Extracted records

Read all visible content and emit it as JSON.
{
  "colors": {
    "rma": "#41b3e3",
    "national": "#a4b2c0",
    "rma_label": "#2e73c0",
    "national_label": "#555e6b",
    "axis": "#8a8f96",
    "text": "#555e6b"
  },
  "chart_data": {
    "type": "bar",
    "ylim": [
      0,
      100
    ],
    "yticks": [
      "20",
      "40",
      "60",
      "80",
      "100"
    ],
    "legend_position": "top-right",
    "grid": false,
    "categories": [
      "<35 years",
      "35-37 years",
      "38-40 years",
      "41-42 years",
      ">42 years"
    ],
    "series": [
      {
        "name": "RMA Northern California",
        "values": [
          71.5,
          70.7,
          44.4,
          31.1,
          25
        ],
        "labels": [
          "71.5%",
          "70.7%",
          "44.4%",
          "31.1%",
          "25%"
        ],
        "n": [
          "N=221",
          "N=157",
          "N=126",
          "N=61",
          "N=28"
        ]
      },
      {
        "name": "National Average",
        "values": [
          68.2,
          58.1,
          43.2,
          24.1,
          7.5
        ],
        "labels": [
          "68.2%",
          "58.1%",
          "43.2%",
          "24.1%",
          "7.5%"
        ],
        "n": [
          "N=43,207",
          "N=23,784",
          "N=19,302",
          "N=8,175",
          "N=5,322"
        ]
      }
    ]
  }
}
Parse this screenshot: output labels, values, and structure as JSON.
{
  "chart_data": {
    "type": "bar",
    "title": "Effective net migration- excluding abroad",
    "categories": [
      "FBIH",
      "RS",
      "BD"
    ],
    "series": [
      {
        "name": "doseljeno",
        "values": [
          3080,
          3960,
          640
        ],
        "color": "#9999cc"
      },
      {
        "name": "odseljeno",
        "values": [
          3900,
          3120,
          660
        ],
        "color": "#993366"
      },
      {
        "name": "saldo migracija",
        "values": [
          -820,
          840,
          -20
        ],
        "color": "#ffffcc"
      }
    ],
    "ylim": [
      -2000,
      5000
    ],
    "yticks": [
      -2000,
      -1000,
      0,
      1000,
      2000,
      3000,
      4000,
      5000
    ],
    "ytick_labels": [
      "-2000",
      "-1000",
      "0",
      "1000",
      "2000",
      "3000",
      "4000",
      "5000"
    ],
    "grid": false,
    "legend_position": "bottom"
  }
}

== Given request ==
Identify each line holding the string "years", and copy it out.

== Task answer ==
      "<35 years",
      "35-37 years",
      "38-40 years",
      "41-42 years",
      ">42 years"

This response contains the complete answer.